• [What to produce]: Sift the listing for lines that hold the string "toto" and pull them out.
** START OF Extracted data **
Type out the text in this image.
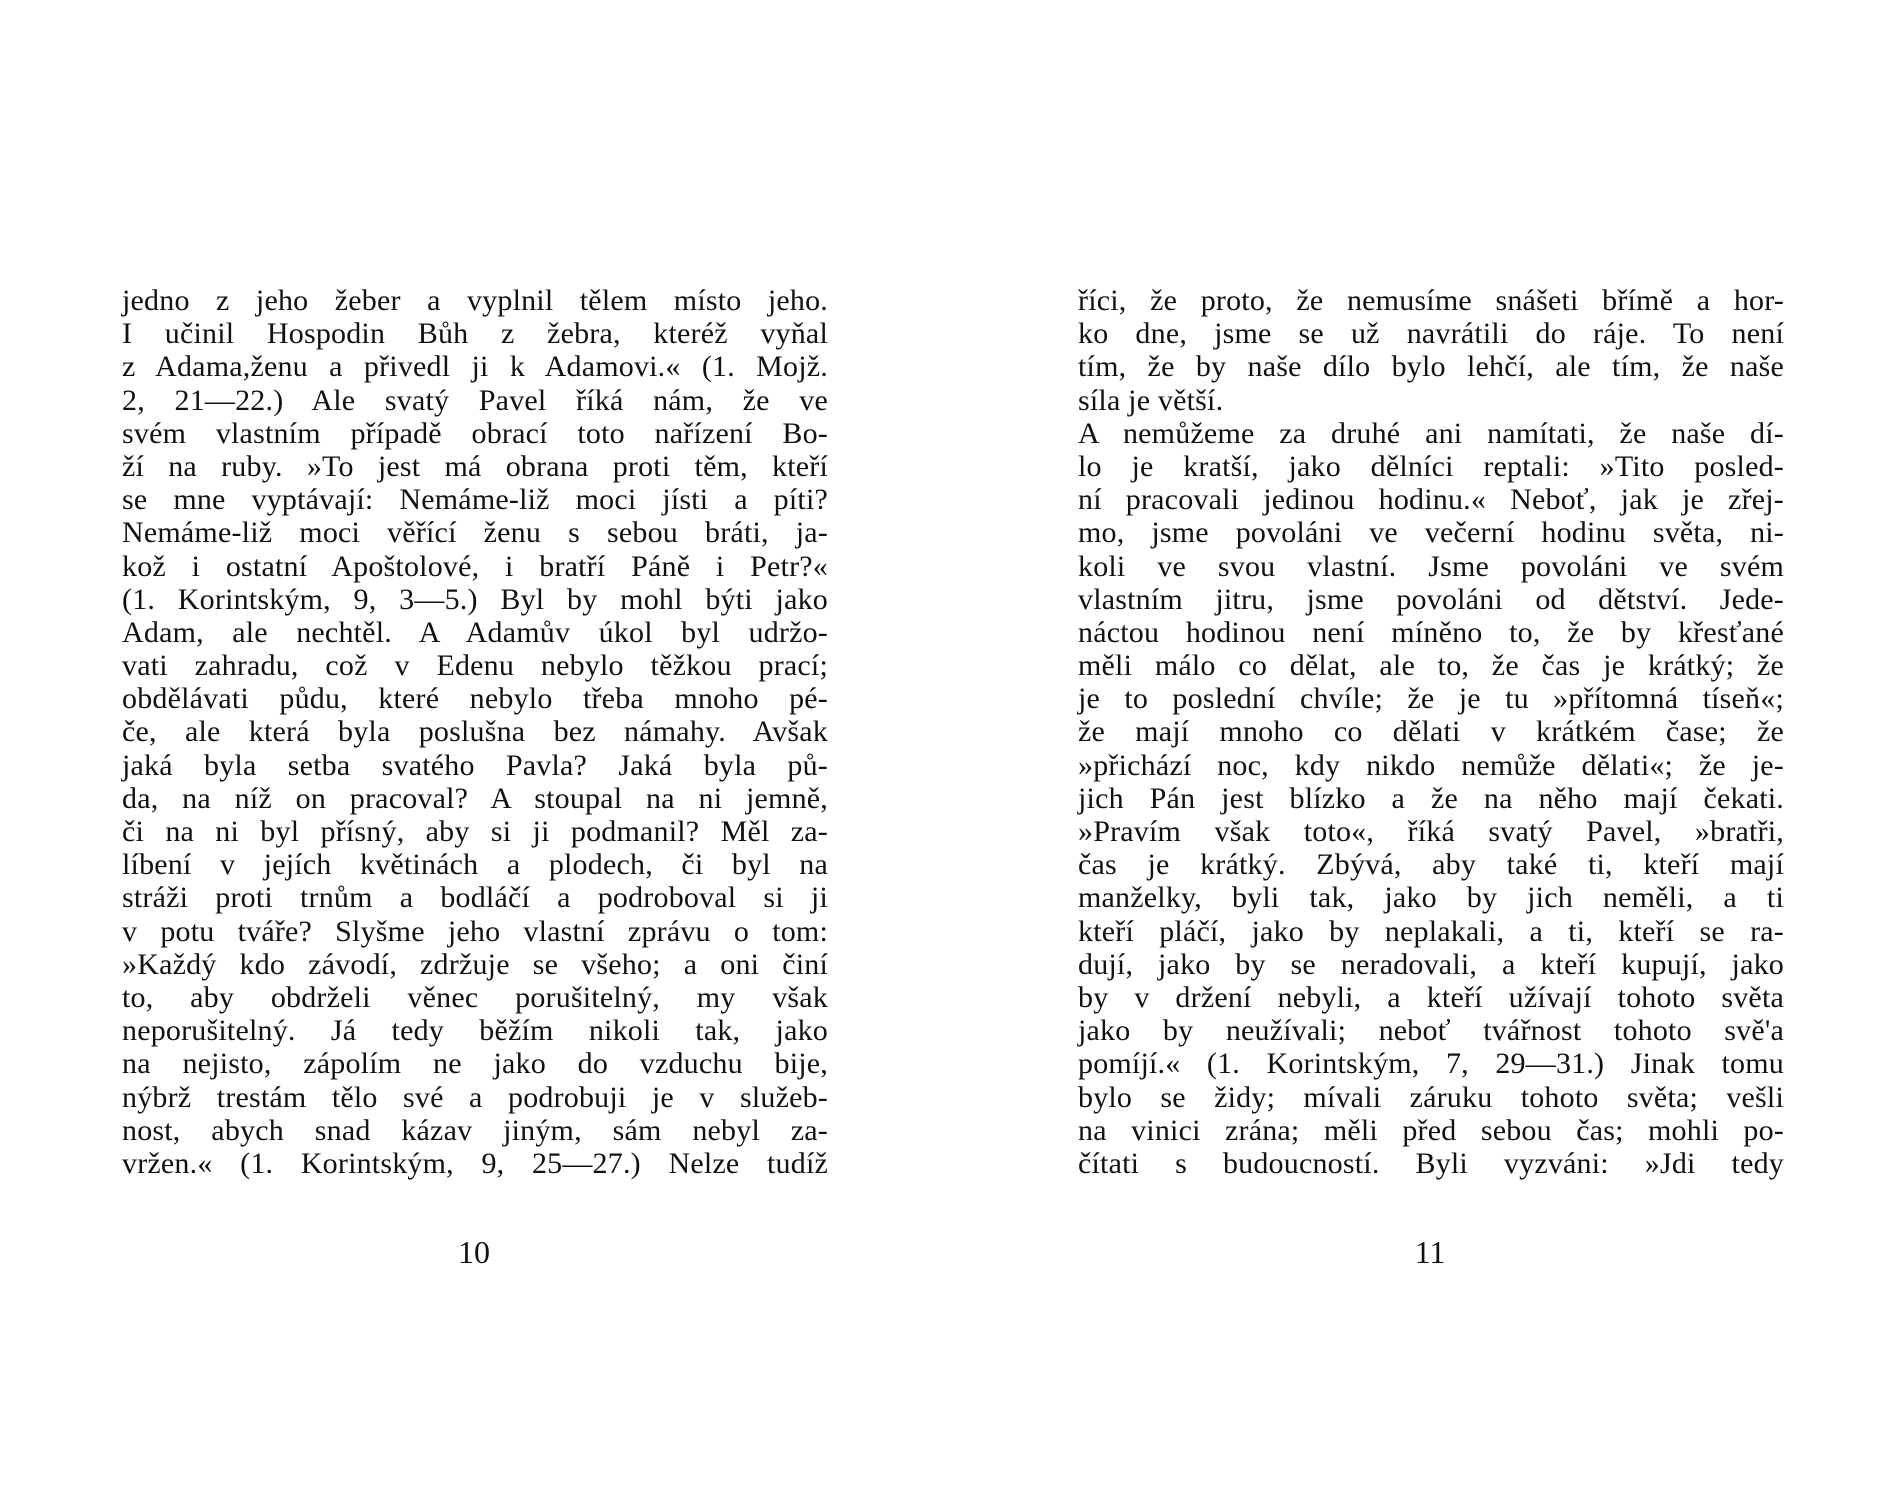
jedno z jeho žeber a vyplnil tělem místo jeho.
I učinil Hospodin Bůh z žebra, kteréž vyňal
z Adama,ženu a přivedl ji k Adamovi.« (1. Mojž.
2, 21—22.) Ale svatý Pavel říká nám, že ve
svém vlastním případě obrací toto nařízení Bo-
ží na ruby. »To jest má obrana proti těm, kteří
se mne vyptávají: Nemáme-liž moci jísti a píti?
Nemáme-liž moci věřící ženu s sebou bráti, ja-
kož i ostatní Apoštolové, i bratří Páně i Petr?«
(1. Korintským, 9, 3—5.) Byl by mohl býti jako
Adam, ale nechtěl. A Adamův úkol byl udržo-
vati zahradu, což v Edenu nebylo těžkou prací;
obdělávati půdu, které nebylo třeba mnoho pé-
če, ale která byla poslušna bez námahy. Avšak
jaká byla setba svatého Pavla? Jaká byla pů-
da, na níž on pracoval? A stoupal na ni jemně,
či na ni byl přísný, aby si ji podmanil? Měl za-
líbení v jejích květinách a plodech, či byl na
stráži proti trnům a bodláčí a podroboval si ji
v potu tváře? Slyšme jeho vlastní zprávu o tom:
»Každý kdo závodí, zdržuje se všeho; a oni činí
to, aby obdrželi věnec porušitelný, my však
neporušitelný. Já tedy běžím nikoli tak, jako
na nejisto, zápolím ne jako do vzduchu bije,
nýbrž trestám tělo své a podrobuji je v služeb-
nost, abych snad kázav jiným, sám nebyl za-
vržen.« (1. Korintským, 9, 25—27.) Nelze tudíž
10
říci, že proto, že nemusíme snášeti břímě a hor-
ko dne, jsme se už navrátili do ráje. To není
tím, že by naše dílo bylo lehčí, ale tím, že naše
síla je větší.
A nemůžeme za druhé ani namítati, že naše dí-
lo je kratší, jako dělníci reptali: »Tito posled-
ní pracovali jedinou hodinu.« Neboť, jak je zřej-
mo, jsme povoláni ve večerní hodinu světa, ni-
koli ve svou vlastní. Jsme povoláni ve svém
vlastním jitru, jsme povoláni od dětství. Jede-
náctou hodinou není míněno to, že by křesťané
měli málo co dělat, ale to, že čas je krátký; že
je to poslední chvíle; že je tu »přítomná tíseň«;
že mají mnoho co dělati v krátkém čase; že
»přichází noc, kdy nikdo nemůže dělati«; že je-
jich Pán jest blízko a že na něho mají čekati.
»Pravím však toto«, říká svatý Pavel, »bratři,
čas je krátký. Zbývá, aby také ti, kteří mají
manželky, byli tak, jako by jich neměli, a ti
kteří pláčí, jako by neplakali, a ti, kteří se ra-
dují, jako by se neradovali, a kteří kupují, jako
by v držení nebyli, a kteří užívají tohoto světa
jako by neužívali; neboť tvářnost tohoto svě'a
pomíjí.« (1. Korintským, 7, 29—31.) Jinak tomu
bylo se židy; mívali záruku tohoto světa; vešli
na vinici zrána; měli před sebou čas; mohli po-
čítati s budoucností. Byli vyzváni: »Jdi tedy
11
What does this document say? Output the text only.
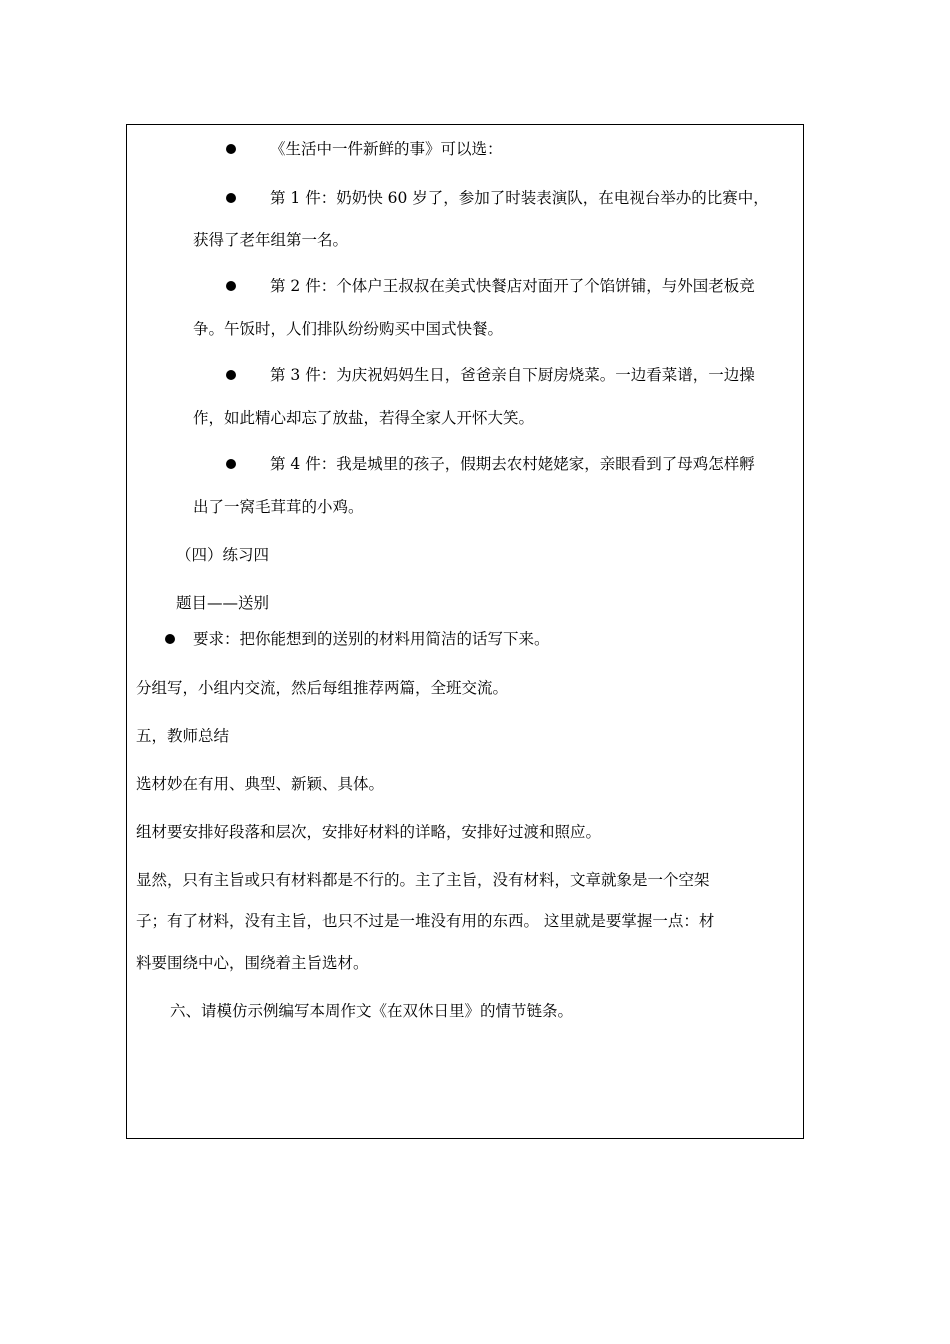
《生活中一件新鲜的事》可以选：
第 1 件：奶奶快 60 岁了，参加了时装表演队，在电视台举办的比赛中，
获得了老年组第一名。
第 2 件：个体户王叔叔在美式快餐店对面开了个馅饼铺，与外国老板竞
争。午饭时，人们排队纷纷购买中国式快餐。
第 3 件：为庆祝妈妈生日，爸爸亲自下厨房烧菜。一边看菜谱，一边操
作，如此精心却忘了放盐，若得全家人开怀大笑。
第 4 件：我是城里的孩子，假期去农村姥姥家，亲眼看到了母鸡怎样孵
出了一窝毛茸茸的小鸡。
（四）练习四
题目——送别
要求：把你能想到的送别的材料用简洁的话写下来。
分组写，小组内交流，然后每组推荐两篇，全班交流。
五，教师总结
选材妙在有用、典型、新颖、具体。
组材要安排好段落和层次，安排好材料的详略，安排好过渡和照应。
显然，只有主旨或只有材料都是不行的。主了主旨，没有材料，文章就象是一个空架
子；有了材料，没有主旨，也只不过是一堆没有用的东西。 这里就是要掌握一点：材
料要围绕中心，围绕着主旨选材。
六、请模仿示例编写本周作文《在双休日里》的情节链条。
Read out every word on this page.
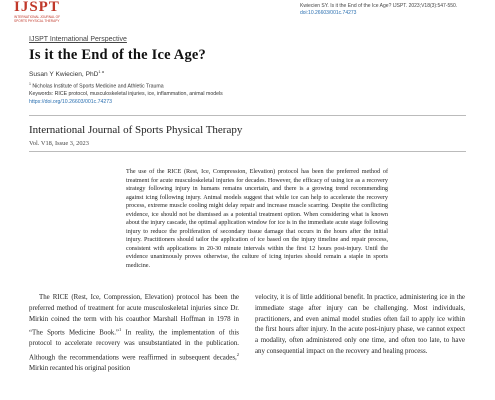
IJSPT
INTERNATIONAL JOURNAL OF SPORTS PHYSICAL THERAPY
Kwiecien SY. Is it the End of the Ice Age? IJSPT. 2023;V18(3):547-550.
doi:10.26603/001c.74273
IJSPT International Perspective
Is it the End of the Ice Age?
Susan Y Kwiecien, PhD$^{1 a}$
$^1$ Nicholas Institute of Sports Medicine and Athletic Trauma
Keywords: RICE protocol, musculoskeletal injuries, ice, inflammation, animal models
https://doi.org/10.26603/001c.74273
International Journal of Sports Physical Therapy
Vol. V18, Issue 3, 2023
The use of the RICE (Rest, Ice, Compression, Elevation) protocol has been the preferred method of treatment for acute musculoskeletal injuries for decades. However, the efficacy of using ice as a recovery strategy following injury in humans remains uncertain, and there is a growing trend recommending against icing following injury. Animal models suggest that while ice can help to accelerate the recovery process, extreme muscle cooling might delay repair and increase muscle scarring. Despite the conflicting evidence, ice should not be dismissed as a potential treatment option. When considering what is known about the injury cascade, the optimal application window for ice is in the immediate acute stage following injury to reduce the proliferation of secondary tissue damage that occurs in the hours after the initial injury. Practitioners should tailor the application of ice based on the injury timeline and repair process, consistent with applications in 20-30 minute intervals within the first 12 hours post-injury. Until the evidence unanimously proves otherwise, the culture of icing injuries should remain a staple in sports medicine.
The RICE (Rest, Ice, Compression, Elevation) protocol has been the preferred method of treatment for acute musculoskeletal injuries since Dr. Mirkin coined the term with his coauthor Marshall Hoffman in 1978 in “The Sports Medicine Book.”$^1$ In reality, the implementation of this protocol to accelerate recovery was unsubstantiated in the publication. Although the recommendations were reaffirmed in subsequent decades,$^2$ Mirkin recanted his original position
velocity, it is of little additional benefit. In practice, administering ice in the immediate stage after injury can be challenging. Most individuals, practitioners, and even animal model studies often fail to apply ice within the first hours after injury. In the acute post-injury phase, we cannot expect a modality, often administered only one time, and often too late, to have any consequential impact on the recovery and healing process.
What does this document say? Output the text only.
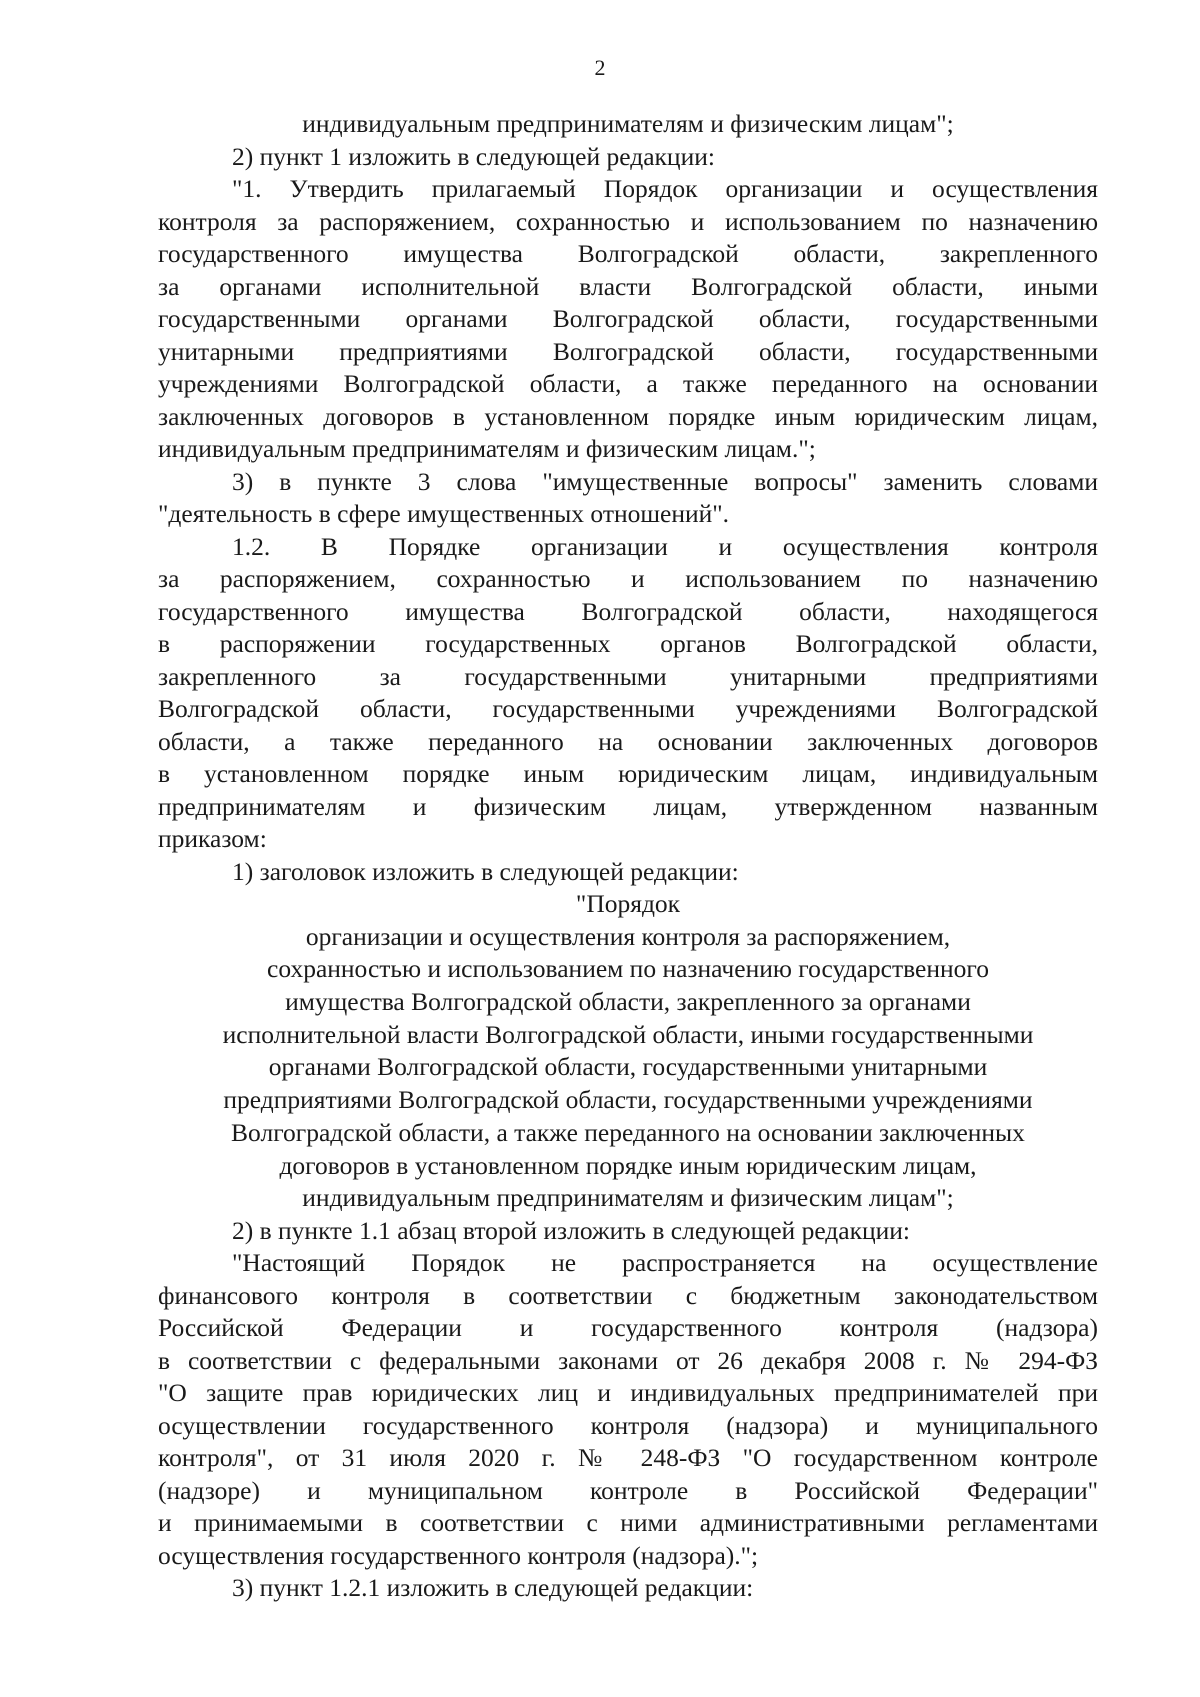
2
индивидуальным предпринимателям и физическим лицам";
2) пункт 1 изложить в следующей редакции:
"1. Утвердить прилагаемый Порядок организации и осуществления
контроля за распоряжением, сохранностью и использованием по назначению
государственного имущества Волгоградской области, закрепленного
за органами исполнительной власти Волгоградской области, иными
государственными органами Волгоградской области, государственными
унитарными предприятиями Волгоградской области, государственными
учреждениями Волгоградской области, а также переданного на основании
заключенных договоров в установленном порядке иным юридическим лицам,
индивидуальным предпринимателям и физическим лицам.";
3) в пункте 3 слова "имущественные вопросы" заменить словами
"деятельность в сфере имущественных отношений".
1.2. В Порядке организации и осуществления контроля
за распоряжением, сохранностью и использованием по назначению
государственного имущества Волгоградской области, находящегося
в распоряжении государственных органов Волгоградской области,
закрепленного за государственными унитарными предприятиями
Волгоградской области, государственными учреждениями Волгоградской
области, а также переданного на основании заключенных договоров
в установленном порядке иным юридическим лицам, индивидуальным
предпринимателям и физическим лицам, утвержденном названным
приказом:
1) заголовок изложить в следующей редакции:
"Порядок
организации и осуществления контроля за распоряжением,
сохранностью и использованием по назначению государственного
имущества Волгоградской области, закрепленного за органами
исполнительной власти Волгоградской области, иными государственными
органами Волгоградской области, государственными унитарными
предприятиями Волгоградской области, государственными учреждениями
Волгоградской области, а также переданного на основании заключенных
договоров в установленном порядке иным юридическим лицам,
индивидуальным предпринимателям и физическим лицам";
2) в пункте 1.1 абзац второй изложить в следующей редакции:
"Настоящий Порядок не распространяется на осуществление
финансового контроля в соответствии с бюджетным законодательством
Российской Федерации и государственного контроля (надзора)
в соответствии с федеральными законами от 26 декабря 2008 г. № 294-ФЗ
"О защите прав юридических лиц и индивидуальных предпринимателей при
осуществлении государственного контроля (надзора) и муниципального
контроля", от 31 июля 2020 г. № 248-ФЗ "О государственном контроле
(надзоре) и муниципальном контроле в Российской Федерации"
и принимаемыми в соответствии с ними административными регламентами
осуществления государственного контроля (надзора).";
3) пункт 1.2.1 изложить в следующей редакции:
** END OF Extracted data **
• [Exercise result]:
svém vlastním případě obrací toto nařízení Bo-
»Pravím však toto«, říká svatý Pavel, »bratři,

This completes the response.